— begin —

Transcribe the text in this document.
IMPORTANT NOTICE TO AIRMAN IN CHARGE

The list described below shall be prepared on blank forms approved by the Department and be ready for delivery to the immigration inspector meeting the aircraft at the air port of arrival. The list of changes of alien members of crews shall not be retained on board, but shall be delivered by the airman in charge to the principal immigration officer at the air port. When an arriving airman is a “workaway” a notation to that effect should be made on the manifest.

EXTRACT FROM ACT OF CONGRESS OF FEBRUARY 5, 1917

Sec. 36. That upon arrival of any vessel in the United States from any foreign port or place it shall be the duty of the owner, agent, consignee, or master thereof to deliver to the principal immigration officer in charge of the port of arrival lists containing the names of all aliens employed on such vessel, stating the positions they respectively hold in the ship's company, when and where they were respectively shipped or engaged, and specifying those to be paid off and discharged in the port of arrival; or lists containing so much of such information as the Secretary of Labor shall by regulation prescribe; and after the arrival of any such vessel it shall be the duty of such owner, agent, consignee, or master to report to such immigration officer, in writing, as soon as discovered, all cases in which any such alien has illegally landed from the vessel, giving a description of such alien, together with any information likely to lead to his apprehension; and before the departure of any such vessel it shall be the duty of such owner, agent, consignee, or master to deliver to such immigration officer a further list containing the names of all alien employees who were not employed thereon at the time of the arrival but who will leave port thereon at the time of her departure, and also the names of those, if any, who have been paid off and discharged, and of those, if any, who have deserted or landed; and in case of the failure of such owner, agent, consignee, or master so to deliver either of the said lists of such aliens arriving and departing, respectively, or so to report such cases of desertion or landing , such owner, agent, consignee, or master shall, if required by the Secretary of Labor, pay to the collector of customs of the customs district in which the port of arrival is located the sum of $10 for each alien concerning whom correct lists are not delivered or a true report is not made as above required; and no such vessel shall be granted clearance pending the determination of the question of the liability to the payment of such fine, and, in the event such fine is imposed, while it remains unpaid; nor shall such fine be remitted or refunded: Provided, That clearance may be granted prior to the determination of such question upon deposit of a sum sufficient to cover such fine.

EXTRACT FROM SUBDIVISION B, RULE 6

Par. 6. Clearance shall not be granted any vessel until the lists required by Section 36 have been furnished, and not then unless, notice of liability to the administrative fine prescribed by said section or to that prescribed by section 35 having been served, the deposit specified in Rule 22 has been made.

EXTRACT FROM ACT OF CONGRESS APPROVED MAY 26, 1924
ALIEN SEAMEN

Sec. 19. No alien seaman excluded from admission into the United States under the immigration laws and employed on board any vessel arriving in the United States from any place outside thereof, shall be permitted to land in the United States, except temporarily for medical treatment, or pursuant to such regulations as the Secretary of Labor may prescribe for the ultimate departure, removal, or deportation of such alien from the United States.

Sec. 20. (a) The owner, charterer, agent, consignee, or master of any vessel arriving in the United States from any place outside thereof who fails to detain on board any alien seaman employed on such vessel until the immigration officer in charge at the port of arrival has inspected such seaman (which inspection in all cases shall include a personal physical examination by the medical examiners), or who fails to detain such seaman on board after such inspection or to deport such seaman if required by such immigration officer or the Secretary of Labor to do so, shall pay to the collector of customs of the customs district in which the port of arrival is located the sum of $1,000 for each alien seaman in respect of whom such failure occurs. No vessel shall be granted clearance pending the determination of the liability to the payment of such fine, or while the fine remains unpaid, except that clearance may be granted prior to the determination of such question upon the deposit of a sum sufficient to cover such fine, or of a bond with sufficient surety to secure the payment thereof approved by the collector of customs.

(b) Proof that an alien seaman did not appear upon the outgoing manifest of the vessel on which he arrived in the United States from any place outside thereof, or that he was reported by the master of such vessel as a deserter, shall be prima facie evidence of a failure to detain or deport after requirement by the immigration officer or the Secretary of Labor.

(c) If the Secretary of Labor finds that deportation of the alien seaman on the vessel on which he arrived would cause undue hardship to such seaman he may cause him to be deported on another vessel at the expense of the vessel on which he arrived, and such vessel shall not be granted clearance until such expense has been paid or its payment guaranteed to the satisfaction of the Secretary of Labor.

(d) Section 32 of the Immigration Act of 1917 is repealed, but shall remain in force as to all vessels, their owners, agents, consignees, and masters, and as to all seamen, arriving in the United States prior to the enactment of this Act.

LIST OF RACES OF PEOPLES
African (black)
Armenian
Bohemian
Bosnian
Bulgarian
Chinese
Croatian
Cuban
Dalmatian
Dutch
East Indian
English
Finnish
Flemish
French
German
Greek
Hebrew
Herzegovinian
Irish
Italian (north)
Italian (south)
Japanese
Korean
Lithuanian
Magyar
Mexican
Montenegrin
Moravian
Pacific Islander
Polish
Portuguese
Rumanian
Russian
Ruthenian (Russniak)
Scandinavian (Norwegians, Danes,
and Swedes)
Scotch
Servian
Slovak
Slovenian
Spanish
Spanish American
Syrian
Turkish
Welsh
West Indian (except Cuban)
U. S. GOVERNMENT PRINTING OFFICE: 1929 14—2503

— end —

Task goal -
Report every line containing the word "deportation" from the listing above.

Result for this task -
Sec. 19. No alien seaman excluded from admission into the United States under the immigration laws and employed on board any vessel arriving in the United States from any place outside thereof, shall be permitted to land in the United States, except temporarily for medical treatment, or pursuant to such regulations as the Secretary of Labor may prescribe for the ultimate departure, removal, or deportation of such alien from the United States.
(c) If the Secretary of Labor finds that deportation of the alien seaman on the vessel on which he arrived would cause undue hardship to such seaman he may cause him to be deported on another vessel at the expense of the vessel on which he arrived, and such vessel shall not be granted clearance until such expense has been paid or its payment guaranteed to the satisfaction of the Secretary of Labor.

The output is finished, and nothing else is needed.